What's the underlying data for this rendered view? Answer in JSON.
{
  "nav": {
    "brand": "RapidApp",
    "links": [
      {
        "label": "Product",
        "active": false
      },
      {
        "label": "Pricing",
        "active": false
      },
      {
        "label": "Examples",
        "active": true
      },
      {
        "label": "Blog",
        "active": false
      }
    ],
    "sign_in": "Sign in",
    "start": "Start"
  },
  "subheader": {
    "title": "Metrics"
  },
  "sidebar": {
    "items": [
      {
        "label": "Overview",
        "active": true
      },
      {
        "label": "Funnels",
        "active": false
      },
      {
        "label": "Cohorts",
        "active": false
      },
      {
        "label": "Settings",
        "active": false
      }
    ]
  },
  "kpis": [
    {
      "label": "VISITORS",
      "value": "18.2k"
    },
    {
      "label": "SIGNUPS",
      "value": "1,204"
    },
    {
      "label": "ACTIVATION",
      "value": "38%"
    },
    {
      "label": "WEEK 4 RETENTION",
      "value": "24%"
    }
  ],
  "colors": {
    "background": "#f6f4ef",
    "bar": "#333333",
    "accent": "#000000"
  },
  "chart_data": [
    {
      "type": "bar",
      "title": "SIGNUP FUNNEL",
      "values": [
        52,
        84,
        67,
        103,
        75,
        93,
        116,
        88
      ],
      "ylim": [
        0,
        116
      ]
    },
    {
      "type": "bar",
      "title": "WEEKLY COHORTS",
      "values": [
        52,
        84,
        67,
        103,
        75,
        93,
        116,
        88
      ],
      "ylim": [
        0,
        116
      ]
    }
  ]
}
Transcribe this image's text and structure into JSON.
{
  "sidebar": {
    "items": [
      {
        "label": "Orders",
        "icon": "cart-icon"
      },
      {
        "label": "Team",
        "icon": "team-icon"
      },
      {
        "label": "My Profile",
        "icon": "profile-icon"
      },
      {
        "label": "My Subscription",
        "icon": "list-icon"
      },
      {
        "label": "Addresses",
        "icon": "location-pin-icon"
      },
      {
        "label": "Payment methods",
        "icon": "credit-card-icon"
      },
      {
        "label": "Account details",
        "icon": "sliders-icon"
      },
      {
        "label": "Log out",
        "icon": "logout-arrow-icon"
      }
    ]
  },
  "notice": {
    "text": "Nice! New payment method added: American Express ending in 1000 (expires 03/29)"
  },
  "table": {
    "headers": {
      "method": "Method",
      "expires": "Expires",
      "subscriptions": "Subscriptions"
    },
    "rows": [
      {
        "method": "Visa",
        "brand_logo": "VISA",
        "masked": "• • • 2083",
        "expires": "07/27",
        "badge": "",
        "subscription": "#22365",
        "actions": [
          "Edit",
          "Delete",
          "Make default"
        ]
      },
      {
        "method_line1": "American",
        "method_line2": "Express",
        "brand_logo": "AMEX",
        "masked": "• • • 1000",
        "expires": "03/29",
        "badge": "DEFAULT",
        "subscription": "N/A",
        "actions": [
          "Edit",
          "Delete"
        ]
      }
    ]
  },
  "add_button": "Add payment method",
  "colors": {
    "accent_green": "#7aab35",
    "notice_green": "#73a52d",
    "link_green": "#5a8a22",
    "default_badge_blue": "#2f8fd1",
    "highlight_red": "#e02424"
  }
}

▬▬▬▬▬▬▬▬▬▬

**TASK REQUIREMENTS**. Set down every line of the listing above again, exactly as given.

**ANSWER TO THE EXERCISE**.
What's the underlying data for this rendered view? Answer in JSON.
{
  "nav": {
    "brand": "RapidApp",
    "links": [
      {
        "label": "Product",
        "active": false
      },
      {
        "label": "Pricing",
        "active": false
      },
      {
        "label": "Examples",
        "active": true
      },
      {
        "label": "Blog",
        "active": false
      }
    ],
    "sign_in": "Sign in",
    "start": "Start"
  },
  "subheader": {
    "title": "Metrics"
  },
  "sidebar": {
    "items": [
      {
        "label": "Overview",
        "active": true
      },
      {
        "label": "Funnels",
        "active": false
      },
      {
        "label": "Cohorts",
        "active": false
      },
      {
        "label": "Settings",
        "active": false
      }
    ]
  },
  "kpis": [
    {
      "label": "VISITORS",
      "value": "18.2k"
    },
    {
      "label": "SIGNUPS",
      "value": "1,204"
    },
    {
      "label": "ACTIVATION",
      "value": "38%"
    },
    {
      "label": "WEEK 4 RETENTION",
      "value": "24%"
    }
  ],
  "colors": {
    "background": "#f6f4ef",
    "bar": "#333333",
    "accent": "#000000"
  },
  "chart_data": [
    {
      "type": "bar",
      "title": "SIGNUP FUNNEL",
      "values": [
        52,
        84,
        67,
        103,
        75,
        93,
        116,
        88
      ],
      "ylim": [
        0,
        116
      ]
    },
    {
      "type": "bar",
      "title": "WEEKLY COHORTS",
      "values": [
        52,
        84,
        67,
        103,
        75,
        93,
        116,
        88
      ],
      "ylim": [
        0,
        116
      ]
    }
  ]
}
Transcribe this image's text and structure into JSON.
{
  "sidebar": {
    "items": [
      {
        "label": "Orders",
        "icon": "cart-icon"
      },
      {
        "label": "Team",
        "icon": "team-icon"
      },
      {
        "label": "My Profile",
        "icon": "profile-icon"
      },
      {
        "label": "My Subscription",
        "icon": "list-icon"
      },
      {
        "label": "Addresses",
        "icon": "location-pin-icon"
      },
      {
        "label": "Payment methods",
        "icon": "credit-card-icon"
      },
      {
        "label": "Account details",
        "icon": "sliders-icon"
      },
      {
        "label": "Log out",
        "icon": "logout-arrow-icon"
      }
    ]
  },
  "notice": {
    "text": "Nice! New payment method added: American Express ending in 1000 (expires 03/29)"
  },
  "table": {
    "headers": {
      "method": "Method",
      "expires": "Expires",
      "subscriptions": "Subscriptions"
    },
    "rows": [
      {
        "method": "Visa",
        "brand_logo": "VISA",
        "masked": "• • • 2083",
        "expires": "07/27",
        "badge": "",
        "subscription": "#22365",
        "actions": [
          "Edit",
          "Delete",
          "Make default"
        ]
      },
      {
        "method_line1": "American",
        "method_line2": "Express",
        "brand_logo": "AMEX",
        "masked": "• • • 1000",
        "expires": "03/29",
        "badge": "DEFAULT",
        "subscription": "N/A",
        "actions": [
          "Edit",
          "Delete"
        ]
      }
    ]
  },
  "add_button": "Add payment method",
  "colors": {
    "accent_green": "#7aab35",
    "notice_green": "#73a52d",
    "link_green": "#5a8a22",
    "default_badge_blue": "#2f8fd1",
    "highlight_red": "#e02424"
  }
}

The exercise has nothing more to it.